Material:
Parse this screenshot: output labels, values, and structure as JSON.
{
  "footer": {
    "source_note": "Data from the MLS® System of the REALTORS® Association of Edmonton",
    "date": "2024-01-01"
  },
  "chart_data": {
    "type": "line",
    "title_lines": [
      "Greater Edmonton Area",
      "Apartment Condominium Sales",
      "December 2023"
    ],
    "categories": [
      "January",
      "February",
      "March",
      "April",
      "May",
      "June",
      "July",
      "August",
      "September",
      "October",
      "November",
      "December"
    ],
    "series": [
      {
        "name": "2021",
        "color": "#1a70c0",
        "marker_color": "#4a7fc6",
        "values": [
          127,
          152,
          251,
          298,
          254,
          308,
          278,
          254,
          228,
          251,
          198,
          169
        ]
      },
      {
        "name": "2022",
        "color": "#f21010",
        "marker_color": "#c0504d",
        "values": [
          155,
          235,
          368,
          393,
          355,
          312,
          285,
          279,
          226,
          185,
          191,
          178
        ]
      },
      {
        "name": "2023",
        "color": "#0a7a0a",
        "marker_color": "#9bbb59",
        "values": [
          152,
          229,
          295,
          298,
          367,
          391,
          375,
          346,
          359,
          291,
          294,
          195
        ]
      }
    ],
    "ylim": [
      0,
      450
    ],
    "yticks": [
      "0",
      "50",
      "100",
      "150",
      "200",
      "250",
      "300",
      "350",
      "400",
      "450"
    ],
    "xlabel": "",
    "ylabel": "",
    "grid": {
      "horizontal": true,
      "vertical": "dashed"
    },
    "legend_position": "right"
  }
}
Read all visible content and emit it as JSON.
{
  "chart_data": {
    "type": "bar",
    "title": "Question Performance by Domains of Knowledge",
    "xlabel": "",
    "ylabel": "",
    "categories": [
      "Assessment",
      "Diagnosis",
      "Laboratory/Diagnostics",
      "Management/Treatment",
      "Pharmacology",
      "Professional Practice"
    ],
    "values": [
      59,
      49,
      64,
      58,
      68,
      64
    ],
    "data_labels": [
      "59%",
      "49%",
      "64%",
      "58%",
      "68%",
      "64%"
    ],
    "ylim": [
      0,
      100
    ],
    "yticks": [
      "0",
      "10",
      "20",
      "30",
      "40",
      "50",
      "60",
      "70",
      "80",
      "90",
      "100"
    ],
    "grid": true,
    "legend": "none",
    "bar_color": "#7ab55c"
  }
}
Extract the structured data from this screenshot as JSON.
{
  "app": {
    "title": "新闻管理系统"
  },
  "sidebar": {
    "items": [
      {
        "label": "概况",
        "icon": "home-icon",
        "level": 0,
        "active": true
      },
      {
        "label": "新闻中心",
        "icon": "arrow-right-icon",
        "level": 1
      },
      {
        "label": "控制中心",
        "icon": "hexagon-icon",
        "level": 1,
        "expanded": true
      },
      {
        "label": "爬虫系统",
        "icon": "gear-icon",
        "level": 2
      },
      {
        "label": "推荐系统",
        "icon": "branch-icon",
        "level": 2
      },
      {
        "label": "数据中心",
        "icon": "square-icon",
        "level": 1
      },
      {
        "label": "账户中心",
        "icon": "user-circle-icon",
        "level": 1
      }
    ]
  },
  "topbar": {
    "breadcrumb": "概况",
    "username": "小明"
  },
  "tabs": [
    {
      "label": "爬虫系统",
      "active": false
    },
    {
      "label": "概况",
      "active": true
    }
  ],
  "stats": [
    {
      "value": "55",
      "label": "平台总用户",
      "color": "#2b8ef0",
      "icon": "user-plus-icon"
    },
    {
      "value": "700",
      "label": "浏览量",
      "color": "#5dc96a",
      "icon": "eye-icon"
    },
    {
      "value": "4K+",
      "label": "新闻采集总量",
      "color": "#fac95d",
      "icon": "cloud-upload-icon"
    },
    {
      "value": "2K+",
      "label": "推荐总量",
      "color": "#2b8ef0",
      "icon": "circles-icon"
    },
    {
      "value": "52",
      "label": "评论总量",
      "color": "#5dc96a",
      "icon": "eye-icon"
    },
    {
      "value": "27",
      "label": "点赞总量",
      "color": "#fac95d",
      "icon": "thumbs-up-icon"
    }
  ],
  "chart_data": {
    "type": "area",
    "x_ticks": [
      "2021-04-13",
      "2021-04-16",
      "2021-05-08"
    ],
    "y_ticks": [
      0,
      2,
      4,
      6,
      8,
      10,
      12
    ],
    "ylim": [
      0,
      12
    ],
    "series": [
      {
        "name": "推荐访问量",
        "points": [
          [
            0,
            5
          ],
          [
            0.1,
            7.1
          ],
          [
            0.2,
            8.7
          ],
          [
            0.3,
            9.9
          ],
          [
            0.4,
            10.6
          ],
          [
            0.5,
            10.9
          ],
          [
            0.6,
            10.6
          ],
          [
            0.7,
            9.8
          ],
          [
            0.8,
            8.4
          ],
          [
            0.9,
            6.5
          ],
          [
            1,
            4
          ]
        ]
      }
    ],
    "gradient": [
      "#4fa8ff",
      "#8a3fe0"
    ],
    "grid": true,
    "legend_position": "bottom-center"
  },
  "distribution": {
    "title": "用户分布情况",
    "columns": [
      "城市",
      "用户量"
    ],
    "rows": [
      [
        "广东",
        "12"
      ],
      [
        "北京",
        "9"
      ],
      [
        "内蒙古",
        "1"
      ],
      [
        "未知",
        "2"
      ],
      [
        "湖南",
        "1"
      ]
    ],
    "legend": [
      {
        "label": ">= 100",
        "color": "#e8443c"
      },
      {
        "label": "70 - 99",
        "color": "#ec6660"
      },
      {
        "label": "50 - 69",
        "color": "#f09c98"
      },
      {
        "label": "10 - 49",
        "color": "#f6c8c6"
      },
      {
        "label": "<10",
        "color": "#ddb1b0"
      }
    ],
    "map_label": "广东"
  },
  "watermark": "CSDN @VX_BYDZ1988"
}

Work required: Output the complete data exactly as written.

Right answer:
Parse this screenshot: output labels, values, and structure as JSON.
{
  "footer": {
    "source_note": "Data from the MLS® System of the REALTORS® Association of Edmonton",
    "date": "2024-01-01"
  },
  "chart_data": {
    "type": "line",
    "title_lines": [
      "Greater Edmonton Area",
      "Apartment Condominium Sales",
      "December 2023"
    ],
    "categories": [
      "January",
      "February",
      "March",
      "April",
      "May",
      "June",
      "July",
      "August",
      "September",
      "October",
      "November",
      "December"
    ],
    "series": [
      {
        "name": "2021",
        "color": "#1a70c0",
        "marker_color": "#4a7fc6",
        "values": [
          127,
          152,
          251,
          298,
          254,
          308,
          278,
          254,
          228,
          251,
          198,
          169
        ]
      },
      {
        "name": "2022",
        "color": "#f21010",
        "marker_color": "#c0504d",
        "values": [
          155,
          235,
          368,
          393,
          355,
          312,
          285,
          279,
          226,
          185,
          191,
          178
        ]
      },
      {
        "name": "2023",
        "color": "#0a7a0a",
        "marker_color": "#9bbb59",
        "values": [
          152,
          229,
          295,
          298,
          367,
          391,
          375,
          346,
          359,
          291,
          294,
          195
        ]
      }
    ],
    "ylim": [
      0,
      450
    ],
    "yticks": [
      "0",
      "50",
      "100",
      "150",
      "200",
      "250",
      "300",
      "350",
      "400",
      "450"
    ],
    "xlabel": "",
    "ylabel": "",
    "grid": {
      "horizontal": true,
      "vertical": "dashed"
    },
    "legend_position": "right"
  }
}
Read all visible content and emit it as JSON.
{
  "chart_data": {
    "type": "bar",
    "title": "Question Performance by Domains of Knowledge",
    "xlabel": "",
    "ylabel": "",
    "categories": [
      "Assessment",
      "Diagnosis",
      "Laboratory/Diagnostics",
      "Management/Treatment",
      "Pharmacology",
      "Professional Practice"
    ],
    "values": [
      59,
      49,
      64,
      58,
      68,
      64
    ],
    "data_labels": [
      "59%",
      "49%",
      "64%",
      "58%",
      "68%",
      "64%"
    ],
    "ylim": [
      0,
      100
    ],
    "yticks": [
      "0",
      "10",
      "20",
      "30",
      "40",
      "50",
      "60",
      "70",
      "80",
      "90",
      "100"
    ],
    "grid": true,
    "legend": "none",
    "bar_color": "#7ab55c"
  }
}
Extract the structured data from this screenshot as JSON.
{
  "app": {
    "title": "新闻管理系统"
  },
  "sidebar": {
    "items": [
      {
        "label": "概况",
        "icon": "home-icon",
        "level": 0,
        "active": true
      },
      {
        "label": "新闻中心",
        "icon": "arrow-right-icon",
        "level": 1
      },
      {
        "label": "控制中心",
        "icon": "hexagon-icon",
        "level": 1,
        "expanded": true
      },
      {
        "label": "爬虫系统",
        "icon": "gear-icon",
        "level": 2
      },
      {
        "label": "推荐系统",
        "icon": "branch-icon",
        "level": 2
      },
      {
        "label": "数据中心",
        "icon": "square-icon",
        "level": 1
      },
      {
        "label": "账户中心",
        "icon": "user-circle-icon",
        "level": 1
      }
    ]
  },
  "topbar": {
    "breadcrumb": "概况",
    "username": "小明"
  },
  "tabs": [
    {
      "label": "爬虫系统",
      "active": false
    },
    {
      "label": "概况",
      "active": true
    }
  ],
  "stats": [
    {
      "value": "55",
      "label": "平台总用户",
      "color": "#2b8ef0",
      "icon": "user-plus-icon"
    },
    {
      "value": "700",
      "label": "浏览量",
      "color": "#5dc96a",
      "icon": "eye-icon"
    },
    {
      "value": "4K+",
      "label": "新闻采集总量",
      "color": "#fac95d",
      "icon": "cloud-upload-icon"
    },
    {
      "value": "2K+",
      "label": "推荐总量",
      "color": "#2b8ef0",
      "icon": "circles-icon"
    },
    {
      "value": "52",
      "label": "评论总量",
      "color": "#5dc96a",
      "icon": "eye-icon"
    },
    {
      "value": "27",
      "label": "点赞总量",
      "color": "#fac95d",
      "icon": "thumbs-up-icon"
    }
  ],
  "chart_data": {
    "type": "area",
    "x_ticks": [
      "2021-04-13",
      "2021-04-16",
      "2021-05-08"
    ],
    "y_ticks": [
      0,
      2,
      4,
      6,
      8,
      10,
      12
    ],
    "ylim": [
      0,
      12
    ],
    "series": [
      {
        "name": "推荐访问量",
        "points": [
          [
            0,
            5
          ],
          [
            0.1,
            7.1
          ],
          [
            0.2,
            8.7
          ],
          [
            0.3,
            9.9
          ],
          [
            0.4,
            10.6
          ],
          [
            0.5,
            10.9
          ],
          [
            0.6,
            10.6
          ],
          [
            0.7,
            9.8
          ],
          [
            0.8,
            8.4
          ],
          [
            0.9,
            6.5
          ],
          [
            1,
            4
          ]
        ]
      }
    ],
    "gradient": [
      "#4fa8ff",
      "#8a3fe0"
    ],
    "grid": true,
    "legend_position": "bottom-center"
  },
  "distribution": {
    "title": "用户分布情况",
    "columns": [
      "城市",
      "用户量"
    ],
    "rows": [
      [
        "广东",
        "12"
      ],
      [
        "北京",
        "9"
      ],
      [
        "内蒙古",
        "1"
      ],
      [
        "未知",
        "2"
      ],
      [
        "湖南",
        "1"
      ]
    ],
    "legend": [
      {
        "label": ">= 100",
        "color": "#e8443c"
      },
      {
        "label": "70 - 99",
        "color": "#ec6660"
      },
      {
        "label": "50 - 69",
        "color": "#f09c98"
      },
      {
        "label": "10 - 49",
        "color": "#f6c8c6"
      },
      {
        "label": "<10",
        "color": "#ddb1b0"
      }
    ],
    "map_label": "广东"
  },
  "watermark": "CSDN @VX_BYDZ1988"
}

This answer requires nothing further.